§ **Exercise brief**
For the copy, please give all of the data again exactly and leave the pictures out.
============
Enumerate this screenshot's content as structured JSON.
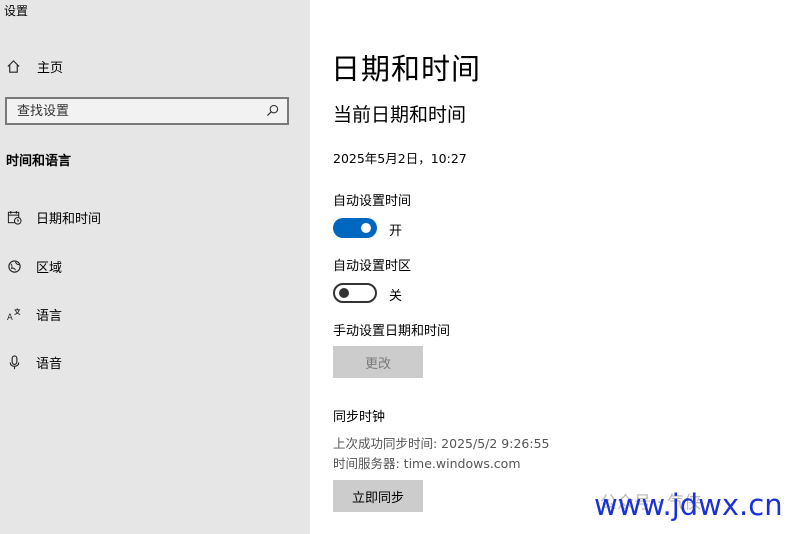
{
  "app": {
    "title": "设置"
  },
  "sidebar": {
    "home_label": "主页",
    "search_placeholder": "查找设置",
    "section_heading": "时间和语言",
    "items": [
      {
        "label": "日期和时间",
        "icon": "calendar-clock-icon"
      },
      {
        "label": "区域",
        "icon": "globe-icon"
      },
      {
        "label": "语言",
        "icon": "language-icon"
      },
      {
        "label": "语音",
        "icon": "microphone-icon"
      }
    ]
  },
  "main": {
    "page_title": "日期和时间",
    "subtitle": "当前日期和时间",
    "current_datetime": "2025年5月2日，10:27",
    "auto_time": {
      "label": "自动设置时间",
      "state_label": "开",
      "on": true
    },
    "auto_timezone": {
      "label": "自动设置时区",
      "state_label": "关",
      "on": false
    },
    "manual": {
      "label": "手动设置日期和时间",
      "button_label": "更改"
    },
    "sync": {
      "heading": "同步时钟",
      "last_sync": "上次成功同步时间: 2025/5/2 9:26:55",
      "time_server": "时间服务器: time.windows.com",
      "button_label": "立即同步"
    }
  },
  "watermark": {
    "text": "www.jdwx.cn",
    "faint_text": "公众号 · 气侠"
  },
  "colors": {
    "accent": "#0067c0",
    "sidebar_bg": "#e6e6e6",
    "watermark": "#1a30d8"
  }
}
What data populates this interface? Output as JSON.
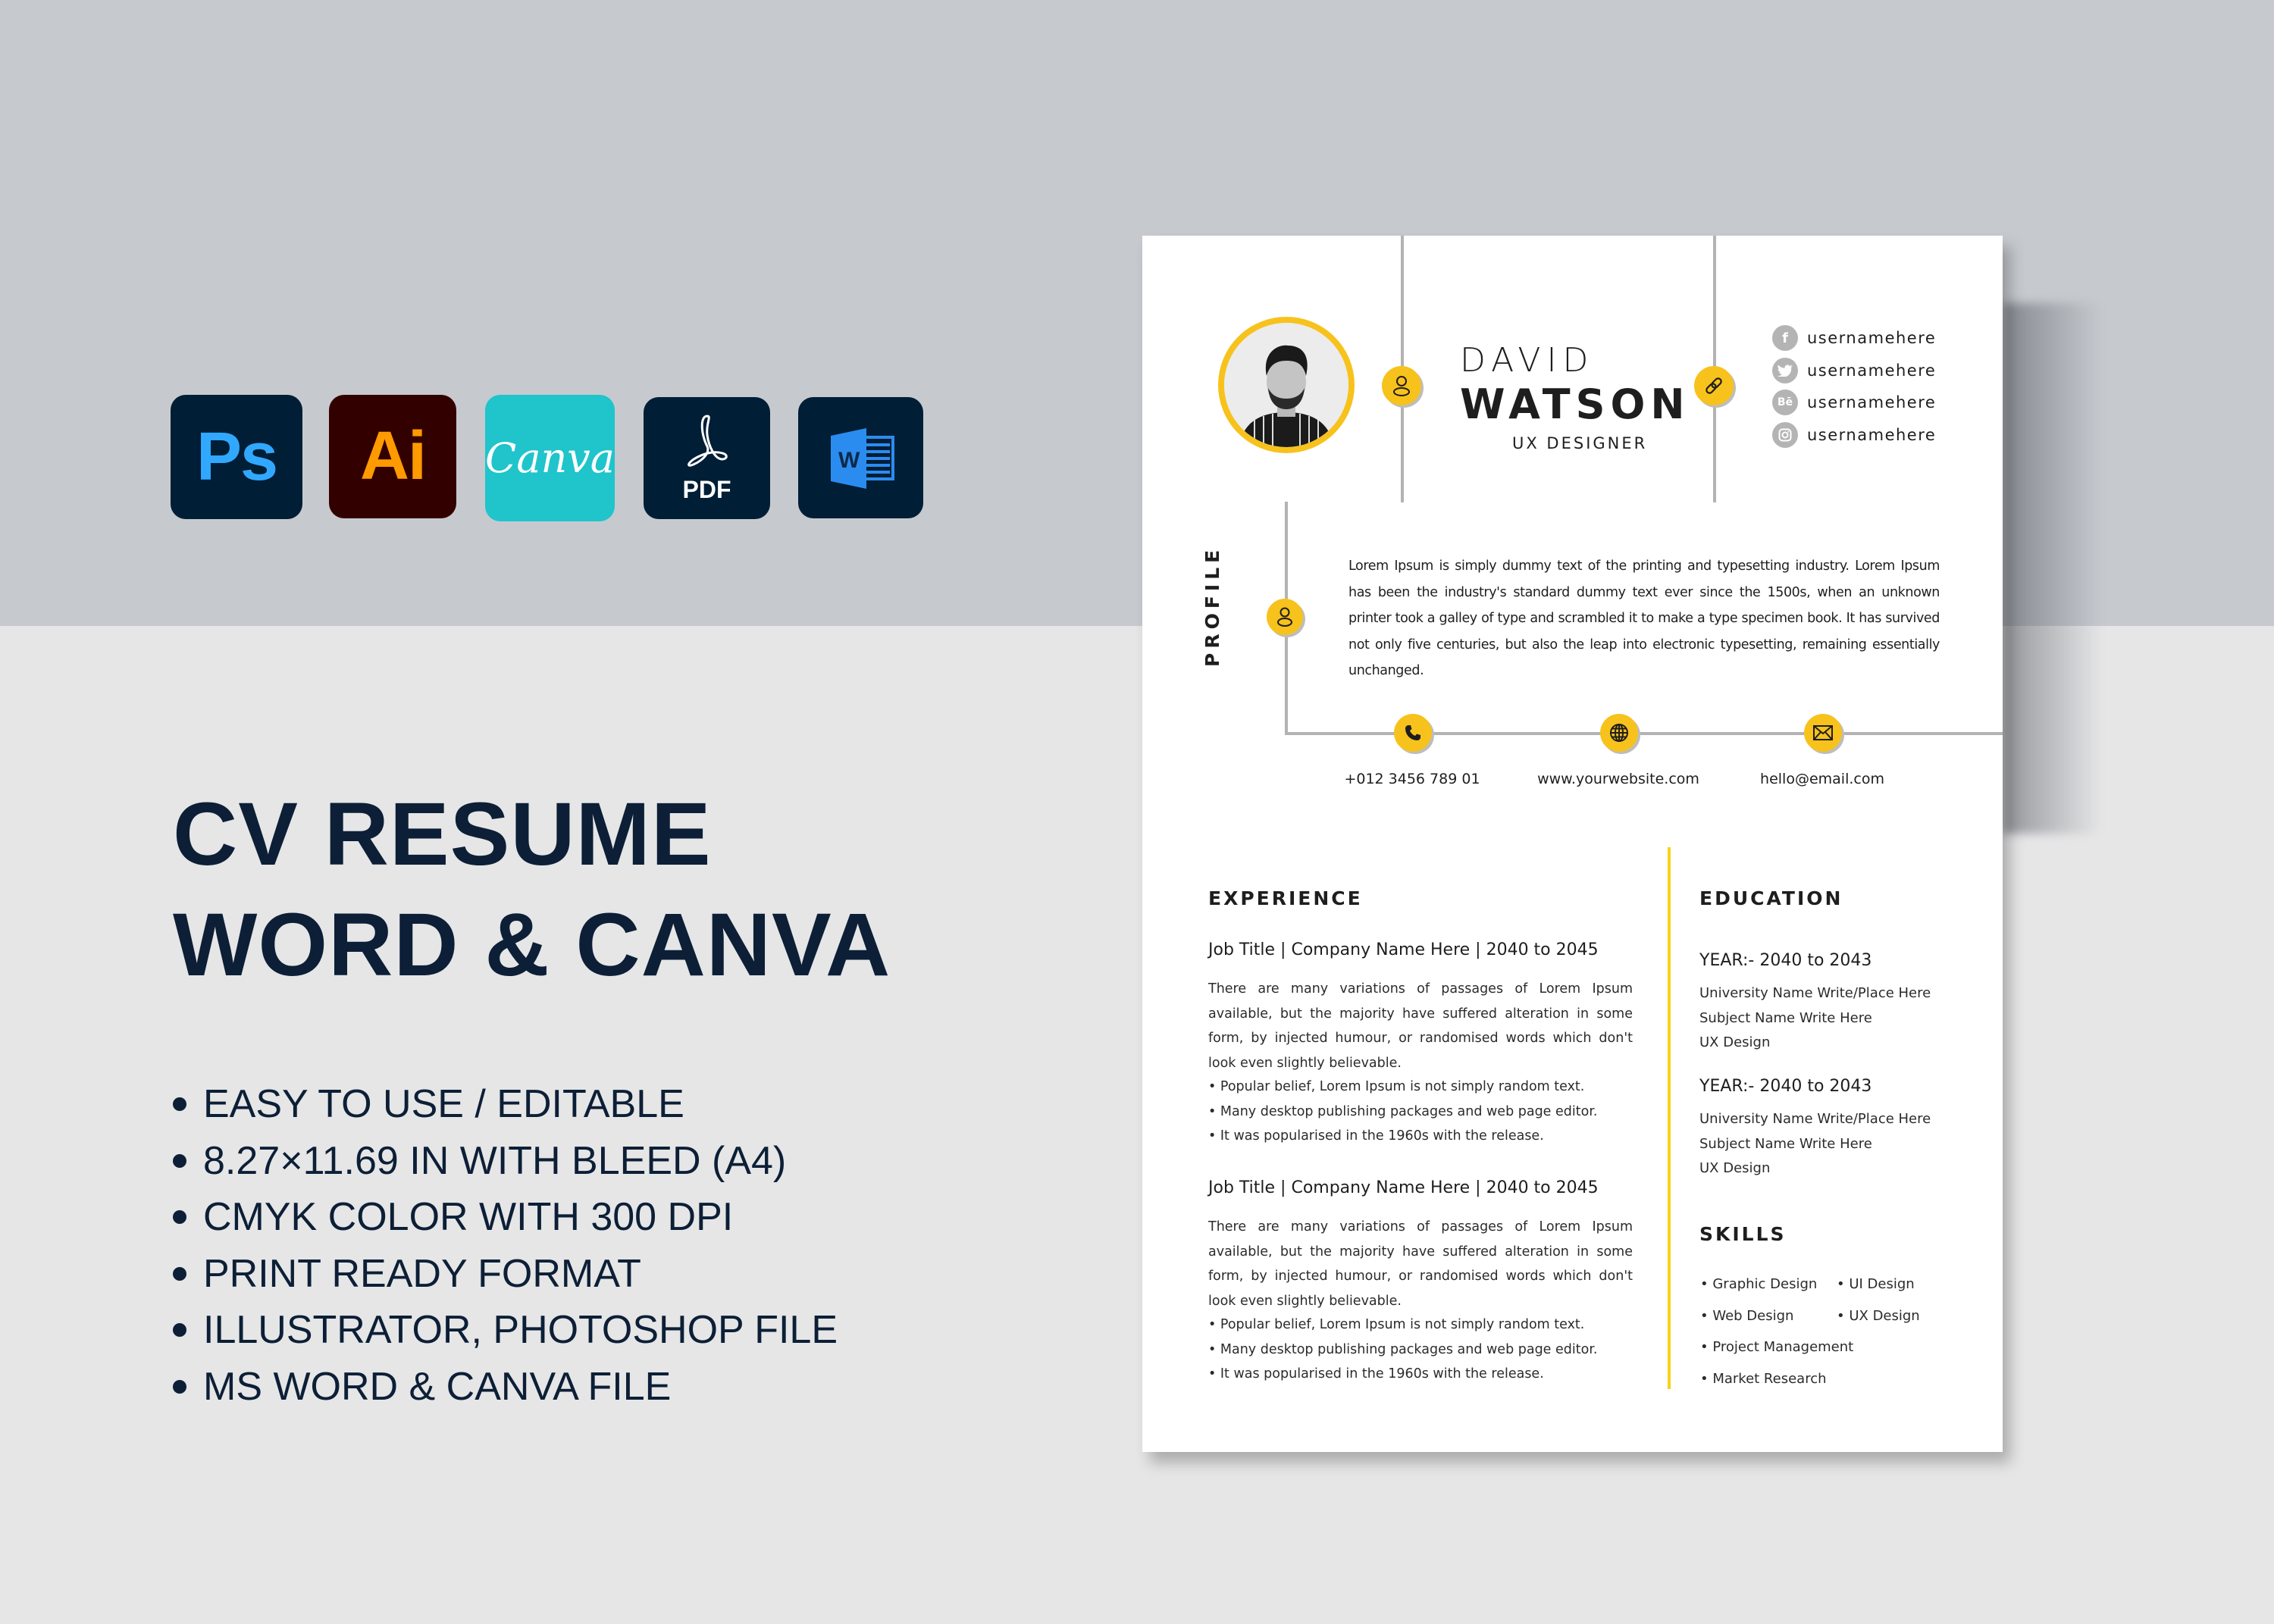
============
§ **Completed task**
Enumerate this screenshot's content as structured JSON.
{
  "app": {
    "title": "设置"
  },
  "sidebar": {
    "home_label": "主页",
    "search_placeholder": "查找设置",
    "section_heading": "时间和语言",
    "items": [
      {
        "label": "日期和时间",
        "icon": "calendar-clock-icon"
      },
      {
        "label": "区域",
        "icon": "globe-icon"
      },
      {
        "label": "语言",
        "icon": "language-icon"
      },
      {
        "label": "语音",
        "icon": "microphone-icon"
      }
    ]
  },
  "main": {
    "page_title": "日期和时间",
    "subtitle": "当前日期和时间",
    "current_datetime": "2025年5月2日，10:27",
    "auto_time": {
      "label": "自动设置时间",
      "state_label": "开",
      "on": true
    },
    "auto_timezone": {
      "label": "自动设置时区",
      "state_label": "关",
      "on": false
    },
    "manual": {
      "label": "手动设置日期和时间",
      "button_label": "更改"
    },
    "sync": {
      "heading": "同步时钟",
      "last_sync": "上次成功同步时间: 2025/5/2 9:26:55",
      "time_server": "时间服务器: time.windows.com",
      "button_label": "立即同步"
    }
  },
  "watermark": {
    "text": "www.jdwx.cn",
    "faint_text": "公众号 · 气侠"
  },
  "colors": {
    "accent": "#0067c0",
    "sidebar_bg": "#e6e6e6",
    "watermark": "#1a30d8"
  }
}
What data populates this interface? Output as JSON.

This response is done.